(Dataset records)
┄┄┄┄┄┄┄┄┄┄┄┄┄┄┄┄┄┄┄┄

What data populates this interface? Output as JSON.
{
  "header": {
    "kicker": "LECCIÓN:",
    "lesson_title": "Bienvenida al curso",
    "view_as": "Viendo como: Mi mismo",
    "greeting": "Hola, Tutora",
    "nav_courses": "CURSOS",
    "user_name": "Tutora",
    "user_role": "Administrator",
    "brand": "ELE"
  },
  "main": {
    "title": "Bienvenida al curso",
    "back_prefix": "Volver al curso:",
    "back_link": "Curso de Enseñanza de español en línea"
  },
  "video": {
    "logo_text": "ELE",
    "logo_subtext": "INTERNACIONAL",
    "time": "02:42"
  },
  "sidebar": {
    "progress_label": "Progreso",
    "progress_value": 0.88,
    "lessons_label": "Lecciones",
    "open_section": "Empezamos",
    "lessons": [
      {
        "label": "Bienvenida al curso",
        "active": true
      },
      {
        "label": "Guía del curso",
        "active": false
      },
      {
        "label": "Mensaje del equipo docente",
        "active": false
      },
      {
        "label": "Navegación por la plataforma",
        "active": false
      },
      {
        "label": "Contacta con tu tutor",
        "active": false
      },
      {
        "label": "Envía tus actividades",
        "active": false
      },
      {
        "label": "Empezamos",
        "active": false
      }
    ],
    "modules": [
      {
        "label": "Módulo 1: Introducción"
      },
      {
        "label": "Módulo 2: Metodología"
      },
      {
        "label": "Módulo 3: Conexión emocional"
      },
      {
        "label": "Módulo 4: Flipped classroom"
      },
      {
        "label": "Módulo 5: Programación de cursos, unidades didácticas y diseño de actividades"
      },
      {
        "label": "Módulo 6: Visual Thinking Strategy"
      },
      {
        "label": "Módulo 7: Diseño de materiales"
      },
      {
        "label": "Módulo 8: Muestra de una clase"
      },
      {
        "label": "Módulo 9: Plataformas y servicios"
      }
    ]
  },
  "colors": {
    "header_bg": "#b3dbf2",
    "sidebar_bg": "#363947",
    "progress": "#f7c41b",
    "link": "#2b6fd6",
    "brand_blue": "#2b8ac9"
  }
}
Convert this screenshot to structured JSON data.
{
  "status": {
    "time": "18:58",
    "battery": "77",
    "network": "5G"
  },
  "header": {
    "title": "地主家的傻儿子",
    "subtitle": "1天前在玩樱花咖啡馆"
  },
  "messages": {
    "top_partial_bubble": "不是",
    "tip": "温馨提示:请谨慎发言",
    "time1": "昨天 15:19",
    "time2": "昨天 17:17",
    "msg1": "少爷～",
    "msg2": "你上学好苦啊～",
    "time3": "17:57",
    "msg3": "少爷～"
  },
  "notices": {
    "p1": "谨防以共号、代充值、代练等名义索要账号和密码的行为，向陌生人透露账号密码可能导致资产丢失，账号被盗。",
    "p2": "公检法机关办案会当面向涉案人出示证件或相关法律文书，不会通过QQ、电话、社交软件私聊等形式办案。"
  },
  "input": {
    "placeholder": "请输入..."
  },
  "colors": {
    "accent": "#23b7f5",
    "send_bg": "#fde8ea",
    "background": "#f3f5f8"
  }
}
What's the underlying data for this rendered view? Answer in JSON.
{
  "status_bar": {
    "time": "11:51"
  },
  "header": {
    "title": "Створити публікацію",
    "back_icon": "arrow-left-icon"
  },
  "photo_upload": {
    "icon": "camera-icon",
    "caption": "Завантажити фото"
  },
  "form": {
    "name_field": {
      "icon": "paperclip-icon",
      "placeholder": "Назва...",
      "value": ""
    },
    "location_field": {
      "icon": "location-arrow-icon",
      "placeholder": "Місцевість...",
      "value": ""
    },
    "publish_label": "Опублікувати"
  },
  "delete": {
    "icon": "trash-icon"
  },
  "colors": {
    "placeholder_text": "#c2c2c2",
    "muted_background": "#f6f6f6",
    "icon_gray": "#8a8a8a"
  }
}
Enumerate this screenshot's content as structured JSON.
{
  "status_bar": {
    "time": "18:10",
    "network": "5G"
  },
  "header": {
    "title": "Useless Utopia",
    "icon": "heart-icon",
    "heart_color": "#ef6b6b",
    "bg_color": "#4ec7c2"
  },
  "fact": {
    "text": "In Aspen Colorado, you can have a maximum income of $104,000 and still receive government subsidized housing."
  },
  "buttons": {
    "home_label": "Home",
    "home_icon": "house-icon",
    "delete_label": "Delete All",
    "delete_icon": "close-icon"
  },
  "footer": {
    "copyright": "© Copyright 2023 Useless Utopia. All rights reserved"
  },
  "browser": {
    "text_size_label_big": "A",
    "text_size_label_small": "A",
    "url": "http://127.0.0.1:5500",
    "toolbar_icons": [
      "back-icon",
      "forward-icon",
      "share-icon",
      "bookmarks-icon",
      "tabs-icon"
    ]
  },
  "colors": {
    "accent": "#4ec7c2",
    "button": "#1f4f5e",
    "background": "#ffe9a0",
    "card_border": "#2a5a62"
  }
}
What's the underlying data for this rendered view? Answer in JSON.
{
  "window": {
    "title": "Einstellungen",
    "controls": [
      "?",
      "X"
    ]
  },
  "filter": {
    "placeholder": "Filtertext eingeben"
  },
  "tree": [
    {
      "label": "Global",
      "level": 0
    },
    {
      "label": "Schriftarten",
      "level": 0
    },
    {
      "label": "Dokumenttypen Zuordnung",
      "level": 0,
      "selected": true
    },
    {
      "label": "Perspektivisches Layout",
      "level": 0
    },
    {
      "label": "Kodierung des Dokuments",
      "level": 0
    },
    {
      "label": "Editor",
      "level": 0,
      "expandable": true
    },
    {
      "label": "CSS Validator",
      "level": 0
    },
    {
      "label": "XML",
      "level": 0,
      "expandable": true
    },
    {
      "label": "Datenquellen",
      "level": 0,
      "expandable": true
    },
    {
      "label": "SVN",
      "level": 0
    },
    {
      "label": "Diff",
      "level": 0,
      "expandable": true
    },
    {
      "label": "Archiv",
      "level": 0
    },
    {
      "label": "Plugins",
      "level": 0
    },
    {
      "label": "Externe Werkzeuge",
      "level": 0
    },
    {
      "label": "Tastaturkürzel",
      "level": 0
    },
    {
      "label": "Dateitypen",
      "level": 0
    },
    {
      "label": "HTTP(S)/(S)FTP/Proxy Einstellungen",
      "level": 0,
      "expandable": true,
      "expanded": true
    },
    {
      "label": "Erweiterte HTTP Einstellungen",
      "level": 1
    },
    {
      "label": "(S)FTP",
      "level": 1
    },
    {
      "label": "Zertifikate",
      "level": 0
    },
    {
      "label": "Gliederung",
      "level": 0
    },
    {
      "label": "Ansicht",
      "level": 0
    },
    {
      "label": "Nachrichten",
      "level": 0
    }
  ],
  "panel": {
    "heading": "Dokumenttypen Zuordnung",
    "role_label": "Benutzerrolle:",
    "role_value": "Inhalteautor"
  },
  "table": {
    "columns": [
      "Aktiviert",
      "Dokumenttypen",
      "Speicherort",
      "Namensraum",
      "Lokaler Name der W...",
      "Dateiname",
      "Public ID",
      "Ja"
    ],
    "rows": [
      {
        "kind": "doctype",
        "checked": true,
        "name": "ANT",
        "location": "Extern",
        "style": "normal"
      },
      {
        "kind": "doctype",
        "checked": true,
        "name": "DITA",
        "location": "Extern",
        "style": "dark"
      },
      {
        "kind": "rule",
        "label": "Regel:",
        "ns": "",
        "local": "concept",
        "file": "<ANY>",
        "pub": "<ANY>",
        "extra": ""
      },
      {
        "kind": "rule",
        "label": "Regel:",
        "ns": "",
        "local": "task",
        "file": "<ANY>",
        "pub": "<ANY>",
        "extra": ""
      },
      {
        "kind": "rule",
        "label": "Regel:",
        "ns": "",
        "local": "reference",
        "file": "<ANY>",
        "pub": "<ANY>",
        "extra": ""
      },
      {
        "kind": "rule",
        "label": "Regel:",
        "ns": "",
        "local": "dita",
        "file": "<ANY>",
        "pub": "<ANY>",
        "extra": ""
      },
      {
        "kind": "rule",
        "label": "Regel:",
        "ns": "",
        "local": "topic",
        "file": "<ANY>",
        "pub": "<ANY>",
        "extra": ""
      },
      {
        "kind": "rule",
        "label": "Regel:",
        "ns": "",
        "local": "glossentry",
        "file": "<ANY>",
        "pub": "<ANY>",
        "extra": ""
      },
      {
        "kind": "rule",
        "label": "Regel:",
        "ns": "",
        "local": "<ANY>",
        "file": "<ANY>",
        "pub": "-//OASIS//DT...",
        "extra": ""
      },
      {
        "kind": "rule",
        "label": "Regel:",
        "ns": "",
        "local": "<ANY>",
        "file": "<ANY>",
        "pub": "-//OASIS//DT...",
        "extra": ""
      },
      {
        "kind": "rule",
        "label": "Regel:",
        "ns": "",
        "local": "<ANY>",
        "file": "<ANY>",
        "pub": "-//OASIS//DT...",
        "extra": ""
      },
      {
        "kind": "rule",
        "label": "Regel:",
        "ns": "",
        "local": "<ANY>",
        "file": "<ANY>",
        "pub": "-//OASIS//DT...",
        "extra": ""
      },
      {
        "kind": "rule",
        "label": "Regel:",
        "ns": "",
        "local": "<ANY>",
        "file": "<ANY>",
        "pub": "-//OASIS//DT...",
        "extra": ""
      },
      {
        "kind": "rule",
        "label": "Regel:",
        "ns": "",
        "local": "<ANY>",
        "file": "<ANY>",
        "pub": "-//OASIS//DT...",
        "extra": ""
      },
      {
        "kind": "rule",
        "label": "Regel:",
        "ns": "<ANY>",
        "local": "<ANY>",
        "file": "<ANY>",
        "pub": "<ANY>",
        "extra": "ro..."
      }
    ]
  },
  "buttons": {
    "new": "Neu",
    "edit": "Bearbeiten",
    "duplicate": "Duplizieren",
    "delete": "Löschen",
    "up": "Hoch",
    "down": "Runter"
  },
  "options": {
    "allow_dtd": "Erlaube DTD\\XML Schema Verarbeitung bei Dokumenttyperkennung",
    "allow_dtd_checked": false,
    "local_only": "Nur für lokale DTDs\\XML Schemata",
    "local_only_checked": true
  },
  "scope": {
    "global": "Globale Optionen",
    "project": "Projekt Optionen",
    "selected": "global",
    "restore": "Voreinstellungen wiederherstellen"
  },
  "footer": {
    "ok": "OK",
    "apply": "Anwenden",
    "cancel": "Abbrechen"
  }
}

┄┄┄┄┄┄┄┄┄┄┄┄┄┄┄┄┄┄┄┄

Extract each line from the entries above that contains the string "arrow".

> THE REPLY
    "back_icon": "arrow-left-icon"
      "icon": "location-arrow-icon",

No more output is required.